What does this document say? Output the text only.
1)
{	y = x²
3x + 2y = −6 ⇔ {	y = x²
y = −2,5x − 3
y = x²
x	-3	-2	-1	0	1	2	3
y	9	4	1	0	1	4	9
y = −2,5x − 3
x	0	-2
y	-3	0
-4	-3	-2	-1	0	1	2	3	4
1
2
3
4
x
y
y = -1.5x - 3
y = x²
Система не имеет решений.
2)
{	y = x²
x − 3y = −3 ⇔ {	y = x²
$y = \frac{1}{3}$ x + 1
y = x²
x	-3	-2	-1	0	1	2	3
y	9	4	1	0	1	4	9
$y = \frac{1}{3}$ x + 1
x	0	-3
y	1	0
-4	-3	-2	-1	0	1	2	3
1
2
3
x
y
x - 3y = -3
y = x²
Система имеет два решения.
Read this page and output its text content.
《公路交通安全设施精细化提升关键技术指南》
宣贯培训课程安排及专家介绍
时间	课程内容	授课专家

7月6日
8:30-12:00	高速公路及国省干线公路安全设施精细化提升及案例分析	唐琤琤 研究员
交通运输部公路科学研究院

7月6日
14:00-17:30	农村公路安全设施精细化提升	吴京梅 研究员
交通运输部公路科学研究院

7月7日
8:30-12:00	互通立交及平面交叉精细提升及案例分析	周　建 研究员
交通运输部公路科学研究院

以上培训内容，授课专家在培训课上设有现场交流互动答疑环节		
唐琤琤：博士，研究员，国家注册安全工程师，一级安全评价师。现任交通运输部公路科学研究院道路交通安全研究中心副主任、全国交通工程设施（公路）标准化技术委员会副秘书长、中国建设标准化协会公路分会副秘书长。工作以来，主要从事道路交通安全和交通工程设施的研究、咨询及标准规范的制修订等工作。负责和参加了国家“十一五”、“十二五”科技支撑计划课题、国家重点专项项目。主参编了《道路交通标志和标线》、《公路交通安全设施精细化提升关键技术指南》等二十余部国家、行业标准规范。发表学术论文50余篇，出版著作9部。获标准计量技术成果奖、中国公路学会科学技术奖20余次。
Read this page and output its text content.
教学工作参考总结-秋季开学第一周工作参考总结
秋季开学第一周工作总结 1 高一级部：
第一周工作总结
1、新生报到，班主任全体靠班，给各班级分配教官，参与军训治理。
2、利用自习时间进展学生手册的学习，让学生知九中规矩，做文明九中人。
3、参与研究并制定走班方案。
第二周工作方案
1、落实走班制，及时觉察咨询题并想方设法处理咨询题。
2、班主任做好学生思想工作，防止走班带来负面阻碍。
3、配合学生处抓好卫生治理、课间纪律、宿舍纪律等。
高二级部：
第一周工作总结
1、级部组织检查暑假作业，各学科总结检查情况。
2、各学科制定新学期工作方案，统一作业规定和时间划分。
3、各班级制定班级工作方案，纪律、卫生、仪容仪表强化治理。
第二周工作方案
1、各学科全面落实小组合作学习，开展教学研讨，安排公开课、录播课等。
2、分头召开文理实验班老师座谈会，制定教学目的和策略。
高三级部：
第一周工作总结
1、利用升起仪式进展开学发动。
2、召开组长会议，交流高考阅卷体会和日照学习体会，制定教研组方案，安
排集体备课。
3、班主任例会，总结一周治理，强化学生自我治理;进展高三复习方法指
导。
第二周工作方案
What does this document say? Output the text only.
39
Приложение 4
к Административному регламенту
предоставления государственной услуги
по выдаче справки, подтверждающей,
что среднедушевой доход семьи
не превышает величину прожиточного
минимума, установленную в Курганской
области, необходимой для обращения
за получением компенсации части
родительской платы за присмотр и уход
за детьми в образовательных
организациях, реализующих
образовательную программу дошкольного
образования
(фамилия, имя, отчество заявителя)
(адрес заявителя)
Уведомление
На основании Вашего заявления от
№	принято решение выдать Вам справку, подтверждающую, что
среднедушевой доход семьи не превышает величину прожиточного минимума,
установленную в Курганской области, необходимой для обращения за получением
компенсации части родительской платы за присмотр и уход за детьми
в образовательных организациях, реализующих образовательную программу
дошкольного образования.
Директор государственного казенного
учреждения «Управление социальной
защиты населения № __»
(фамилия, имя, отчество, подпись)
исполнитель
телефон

________________

▸ **Problem description**:
Find the word "реализующих" in the entries above and gather every line that holds it.

▸ **Exercise response**:
организациях, реализующих
в образовательных организациях, реализующих образовательную программу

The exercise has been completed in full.